* _Supplied records_
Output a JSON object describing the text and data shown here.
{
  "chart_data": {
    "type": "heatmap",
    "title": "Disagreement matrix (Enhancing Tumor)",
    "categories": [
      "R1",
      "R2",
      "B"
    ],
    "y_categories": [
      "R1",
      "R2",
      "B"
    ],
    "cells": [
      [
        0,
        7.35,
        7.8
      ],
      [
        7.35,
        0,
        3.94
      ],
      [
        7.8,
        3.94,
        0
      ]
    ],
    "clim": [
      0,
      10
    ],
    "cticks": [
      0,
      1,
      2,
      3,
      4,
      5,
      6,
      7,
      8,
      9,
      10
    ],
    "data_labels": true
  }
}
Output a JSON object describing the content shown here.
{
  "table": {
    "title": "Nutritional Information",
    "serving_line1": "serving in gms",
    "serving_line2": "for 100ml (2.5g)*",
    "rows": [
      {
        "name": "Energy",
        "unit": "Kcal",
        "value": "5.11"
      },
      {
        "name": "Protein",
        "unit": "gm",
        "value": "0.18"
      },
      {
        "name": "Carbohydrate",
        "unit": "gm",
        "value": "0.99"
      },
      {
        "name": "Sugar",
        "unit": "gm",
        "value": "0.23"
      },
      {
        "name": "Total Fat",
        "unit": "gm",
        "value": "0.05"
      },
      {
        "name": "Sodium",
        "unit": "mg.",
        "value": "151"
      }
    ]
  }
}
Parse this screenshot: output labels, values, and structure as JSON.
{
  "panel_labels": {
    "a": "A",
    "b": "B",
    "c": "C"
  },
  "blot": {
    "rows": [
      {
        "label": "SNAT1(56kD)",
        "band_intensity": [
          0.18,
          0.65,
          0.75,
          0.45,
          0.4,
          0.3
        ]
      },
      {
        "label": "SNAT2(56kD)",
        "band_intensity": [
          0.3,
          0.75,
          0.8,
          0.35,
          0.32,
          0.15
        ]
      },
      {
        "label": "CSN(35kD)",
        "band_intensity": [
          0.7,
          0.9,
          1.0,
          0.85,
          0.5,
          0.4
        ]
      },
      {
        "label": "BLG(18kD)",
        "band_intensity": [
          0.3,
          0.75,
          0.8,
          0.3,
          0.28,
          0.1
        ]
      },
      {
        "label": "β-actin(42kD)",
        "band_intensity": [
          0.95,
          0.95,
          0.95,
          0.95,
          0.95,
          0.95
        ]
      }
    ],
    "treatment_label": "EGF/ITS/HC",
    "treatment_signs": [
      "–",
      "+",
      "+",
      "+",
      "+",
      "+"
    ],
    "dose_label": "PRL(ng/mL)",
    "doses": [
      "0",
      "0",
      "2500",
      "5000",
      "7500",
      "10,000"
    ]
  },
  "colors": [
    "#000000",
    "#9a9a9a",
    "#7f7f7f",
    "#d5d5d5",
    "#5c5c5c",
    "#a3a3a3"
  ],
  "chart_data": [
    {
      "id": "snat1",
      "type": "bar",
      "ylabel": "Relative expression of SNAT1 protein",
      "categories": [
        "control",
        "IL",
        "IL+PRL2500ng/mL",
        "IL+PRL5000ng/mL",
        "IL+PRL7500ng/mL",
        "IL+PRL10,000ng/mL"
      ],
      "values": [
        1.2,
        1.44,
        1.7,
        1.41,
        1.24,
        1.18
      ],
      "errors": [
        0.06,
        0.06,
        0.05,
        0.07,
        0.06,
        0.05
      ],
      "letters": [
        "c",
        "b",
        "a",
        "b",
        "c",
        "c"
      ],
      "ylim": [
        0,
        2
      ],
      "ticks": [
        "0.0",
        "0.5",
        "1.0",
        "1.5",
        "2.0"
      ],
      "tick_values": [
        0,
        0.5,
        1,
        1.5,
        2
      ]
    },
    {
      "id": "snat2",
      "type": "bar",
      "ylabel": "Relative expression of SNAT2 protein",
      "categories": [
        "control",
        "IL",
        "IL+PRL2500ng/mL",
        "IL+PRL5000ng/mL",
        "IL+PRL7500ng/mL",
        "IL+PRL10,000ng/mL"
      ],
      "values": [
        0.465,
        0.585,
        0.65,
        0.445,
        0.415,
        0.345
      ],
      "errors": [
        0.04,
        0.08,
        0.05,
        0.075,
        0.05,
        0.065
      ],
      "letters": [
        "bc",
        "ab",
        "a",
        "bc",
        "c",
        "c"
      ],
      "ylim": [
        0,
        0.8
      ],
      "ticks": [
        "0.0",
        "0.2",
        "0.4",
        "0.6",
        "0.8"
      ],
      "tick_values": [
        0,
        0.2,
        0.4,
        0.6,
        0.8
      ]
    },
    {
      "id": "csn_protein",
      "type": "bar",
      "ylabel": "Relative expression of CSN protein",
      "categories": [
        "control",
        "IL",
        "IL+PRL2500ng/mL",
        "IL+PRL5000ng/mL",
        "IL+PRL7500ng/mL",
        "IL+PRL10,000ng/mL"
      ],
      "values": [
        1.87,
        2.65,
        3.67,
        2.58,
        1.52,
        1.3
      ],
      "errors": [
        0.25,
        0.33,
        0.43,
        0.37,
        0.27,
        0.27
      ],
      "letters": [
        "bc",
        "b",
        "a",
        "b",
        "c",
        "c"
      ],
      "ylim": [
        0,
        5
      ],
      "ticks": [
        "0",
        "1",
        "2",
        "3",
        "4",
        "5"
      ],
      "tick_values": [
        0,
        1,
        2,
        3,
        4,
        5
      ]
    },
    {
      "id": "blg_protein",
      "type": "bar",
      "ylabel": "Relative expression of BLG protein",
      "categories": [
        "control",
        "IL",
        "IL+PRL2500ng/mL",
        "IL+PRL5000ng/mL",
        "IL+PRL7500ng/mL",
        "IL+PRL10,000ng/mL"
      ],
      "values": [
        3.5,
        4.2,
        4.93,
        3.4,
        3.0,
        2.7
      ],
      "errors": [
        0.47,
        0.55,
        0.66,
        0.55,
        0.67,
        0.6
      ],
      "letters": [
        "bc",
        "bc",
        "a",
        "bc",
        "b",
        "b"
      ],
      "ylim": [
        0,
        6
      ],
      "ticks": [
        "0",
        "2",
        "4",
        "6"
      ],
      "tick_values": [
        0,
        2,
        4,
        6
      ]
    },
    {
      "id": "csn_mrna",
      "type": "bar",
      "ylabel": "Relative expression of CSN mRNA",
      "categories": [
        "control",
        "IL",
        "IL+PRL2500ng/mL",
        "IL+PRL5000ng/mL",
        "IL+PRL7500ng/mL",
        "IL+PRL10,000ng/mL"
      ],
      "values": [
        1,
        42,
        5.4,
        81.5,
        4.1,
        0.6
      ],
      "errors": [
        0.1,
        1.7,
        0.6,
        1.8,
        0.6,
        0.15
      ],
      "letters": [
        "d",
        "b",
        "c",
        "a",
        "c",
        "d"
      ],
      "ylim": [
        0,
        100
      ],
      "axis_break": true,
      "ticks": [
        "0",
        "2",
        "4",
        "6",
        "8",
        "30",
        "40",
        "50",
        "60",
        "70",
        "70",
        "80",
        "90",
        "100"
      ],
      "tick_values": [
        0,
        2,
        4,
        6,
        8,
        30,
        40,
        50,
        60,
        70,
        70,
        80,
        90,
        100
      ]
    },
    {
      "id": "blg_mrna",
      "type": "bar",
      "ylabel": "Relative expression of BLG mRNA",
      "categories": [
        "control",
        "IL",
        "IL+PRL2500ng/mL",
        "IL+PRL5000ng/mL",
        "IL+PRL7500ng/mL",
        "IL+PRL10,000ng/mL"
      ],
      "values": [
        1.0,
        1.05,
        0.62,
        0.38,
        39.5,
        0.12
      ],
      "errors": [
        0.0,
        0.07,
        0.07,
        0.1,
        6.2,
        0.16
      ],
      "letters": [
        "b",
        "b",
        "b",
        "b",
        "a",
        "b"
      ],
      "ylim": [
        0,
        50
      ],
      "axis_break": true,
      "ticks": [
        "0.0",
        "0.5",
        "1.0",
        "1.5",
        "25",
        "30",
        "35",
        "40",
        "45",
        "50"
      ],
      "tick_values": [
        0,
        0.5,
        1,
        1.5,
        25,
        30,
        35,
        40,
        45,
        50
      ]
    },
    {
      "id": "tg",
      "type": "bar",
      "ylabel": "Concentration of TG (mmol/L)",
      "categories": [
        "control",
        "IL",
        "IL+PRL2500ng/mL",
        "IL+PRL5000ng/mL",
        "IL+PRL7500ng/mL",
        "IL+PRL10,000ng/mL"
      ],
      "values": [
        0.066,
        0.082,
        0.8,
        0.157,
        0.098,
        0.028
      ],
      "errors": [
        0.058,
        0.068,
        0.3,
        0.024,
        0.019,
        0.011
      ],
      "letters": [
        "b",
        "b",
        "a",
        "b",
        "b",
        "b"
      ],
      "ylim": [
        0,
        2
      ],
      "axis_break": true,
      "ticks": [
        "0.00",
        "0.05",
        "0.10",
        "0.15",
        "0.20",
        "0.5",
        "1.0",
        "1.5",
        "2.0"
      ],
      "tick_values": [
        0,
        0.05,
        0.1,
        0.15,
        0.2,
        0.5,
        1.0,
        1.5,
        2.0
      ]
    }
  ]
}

* _What is being asked_
Among the lines of the material, find those that hold the word "ylabel" and copy them.

* _Task answer_
      "ylabel": "Relative expression of SNAT1 protein",
      "ylabel": "Relative expression of SNAT2 protein",
      "ylabel": "Relative expression of CSN protein",
      "ylabel": "Relative expression of BLG protein",
      "ylabel": "Relative expression of CSN mRNA",
      "ylabel": "Relative expression of BLG mRNA",
      "ylabel": "Concentration of TG (mmol/L)",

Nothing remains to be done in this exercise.